Collection entries
---+---
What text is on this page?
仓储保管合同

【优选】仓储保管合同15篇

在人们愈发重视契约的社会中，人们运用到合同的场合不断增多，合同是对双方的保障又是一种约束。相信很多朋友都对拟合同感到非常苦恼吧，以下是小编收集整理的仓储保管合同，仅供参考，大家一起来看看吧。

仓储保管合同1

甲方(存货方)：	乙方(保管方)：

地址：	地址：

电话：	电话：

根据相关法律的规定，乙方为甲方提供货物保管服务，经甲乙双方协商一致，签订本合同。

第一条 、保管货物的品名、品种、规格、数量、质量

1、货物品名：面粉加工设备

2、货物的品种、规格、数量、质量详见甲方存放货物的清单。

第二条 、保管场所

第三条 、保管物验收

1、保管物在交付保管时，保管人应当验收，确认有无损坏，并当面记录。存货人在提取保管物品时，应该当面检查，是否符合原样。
---+---
Copy every line verbatim.

Correct output
What text is on this page?
仓储保管合同

【优选】仓储保管合同15篇

在人们愈发重视契约的社会中，人们运用到合同的场合不断增多，合同是对双方的保障又是一种约束。相信很多朋友都对拟合同感到非常苦恼吧，以下是小编收集整理的仓储保管合同，仅供参考，大家一起来看看吧。

仓储保管合同1

甲方(存货方)：	乙方(保管方)：

地址：	地址：

电话：	电话：

根据相关法律的规定，乙方为甲方提供货物保管服务，经甲乙双方协商一致，签订本合同。

第一条 、保管货物的品名、品种、规格、数量、质量

1、货物品名：面粉加工设备

2、货物的品种、规格、数量、质量详见甲方存放货物的清单。

第二条 、保管场所

第三条 、保管物验收

1、保管物在交付保管时，保管人应当验收，确认有无损坏，并当面记录。存货人在提取保管物品时，应该当面检查，是否符合原样。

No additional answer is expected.